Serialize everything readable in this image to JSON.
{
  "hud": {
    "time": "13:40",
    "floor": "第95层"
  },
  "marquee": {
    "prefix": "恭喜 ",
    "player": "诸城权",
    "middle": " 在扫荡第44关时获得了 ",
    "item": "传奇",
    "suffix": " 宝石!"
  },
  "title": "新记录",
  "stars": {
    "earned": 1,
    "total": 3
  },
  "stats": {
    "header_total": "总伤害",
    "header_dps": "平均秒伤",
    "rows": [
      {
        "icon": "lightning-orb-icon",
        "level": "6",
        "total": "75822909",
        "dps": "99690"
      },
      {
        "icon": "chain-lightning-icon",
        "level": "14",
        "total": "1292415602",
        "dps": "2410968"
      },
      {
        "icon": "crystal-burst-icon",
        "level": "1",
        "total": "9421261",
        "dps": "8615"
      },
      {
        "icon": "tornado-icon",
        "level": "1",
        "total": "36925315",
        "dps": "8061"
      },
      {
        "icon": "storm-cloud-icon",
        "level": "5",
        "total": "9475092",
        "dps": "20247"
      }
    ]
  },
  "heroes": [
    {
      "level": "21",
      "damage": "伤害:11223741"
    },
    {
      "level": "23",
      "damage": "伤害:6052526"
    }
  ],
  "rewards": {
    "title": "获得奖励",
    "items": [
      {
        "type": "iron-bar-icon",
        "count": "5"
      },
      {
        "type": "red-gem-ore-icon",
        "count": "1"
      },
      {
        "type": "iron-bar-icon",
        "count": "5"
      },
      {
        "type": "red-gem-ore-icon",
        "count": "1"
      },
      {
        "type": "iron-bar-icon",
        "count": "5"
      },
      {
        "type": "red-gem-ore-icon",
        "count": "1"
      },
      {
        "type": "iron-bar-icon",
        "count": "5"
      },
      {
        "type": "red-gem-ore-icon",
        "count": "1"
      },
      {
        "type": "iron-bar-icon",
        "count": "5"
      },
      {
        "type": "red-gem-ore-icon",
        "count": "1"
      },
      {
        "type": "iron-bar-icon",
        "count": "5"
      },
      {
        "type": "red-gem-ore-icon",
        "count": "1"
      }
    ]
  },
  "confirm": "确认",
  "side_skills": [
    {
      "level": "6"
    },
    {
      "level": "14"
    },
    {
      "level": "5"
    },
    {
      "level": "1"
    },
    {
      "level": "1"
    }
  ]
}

• **Directive**:
Write out every line from the records above, word for word.

• **Response to the task**:
Serialize everything readable in this image to JSON.
{
  "hud": {
    "time": "13:40",
    "floor": "第95层"
  },
  "marquee": {
    "prefix": "恭喜 ",
    "player": "诸城权",
    "middle": " 在扫荡第44关时获得了 ",
    "item": "传奇",
    "suffix": " 宝石!"
  },
  "title": "新记录",
  "stars": {
    "earned": 1,
    "total": 3
  },
  "stats": {
    "header_total": "总伤害",
    "header_dps": "平均秒伤",
    "rows": [
      {
        "icon": "lightning-orb-icon",
        "level": "6",
        "total": "75822909",
        "dps": "99690"
      },
      {
        "icon": "chain-lightning-icon",
        "level": "14",
        "total": "1292415602",
        "dps": "2410968"
      },
      {
        "icon": "crystal-burst-icon",
        "level": "1",
        "total": "9421261",
        "dps": "8615"
      },
      {
        "icon": "tornado-icon",
        "level": "1",
        "total": "36925315",
        "dps": "8061"
      },
      {
        "icon": "storm-cloud-icon",
        "level": "5",
        "total": "9475092",
        "dps": "20247"
      }
    ]
  },
  "heroes": [
    {
      "level": "21",
      "damage": "伤害:11223741"
    },
    {
      "level": "23",
      "damage": "伤害:6052526"
    }
  ],
  "rewards": {
    "title": "获得奖励",
    "items": [
      {
        "type": "iron-bar-icon",
        "count": "5"
      },
      {
        "type": "red-gem-ore-icon",
        "count": "1"
      },
      {
        "type": "iron-bar-icon",
        "count": "5"
      },
      {
        "type": "red-gem-ore-icon",
        "count": "1"
      },
      {
        "type": "iron-bar-icon",
        "count": "5"
      },
      {
        "type": "red-gem-ore-icon",
        "count": "1"
      },
      {
        "type": "iron-bar-icon",
        "count": "5"
      },
      {
        "type": "red-gem-ore-icon",
        "count": "1"
      },
      {
        "type": "iron-bar-icon",
        "count": "5"
      },
      {
        "type": "red-gem-ore-icon",
        "count": "1"
      },
      {
        "type": "iron-bar-icon",
        "count": "5"
      },
      {
        "type": "red-gem-ore-icon",
        "count": "1"
      }
    ]
  },
  "confirm": "确认",
  "side_skills": [
    {
      "level": "6"
    },
    {
      "level": "14"
    },
    {
      "level": "5"
    },
    {
      "level": "1"
    },
    {
      "level": "1"
    }
  ]
}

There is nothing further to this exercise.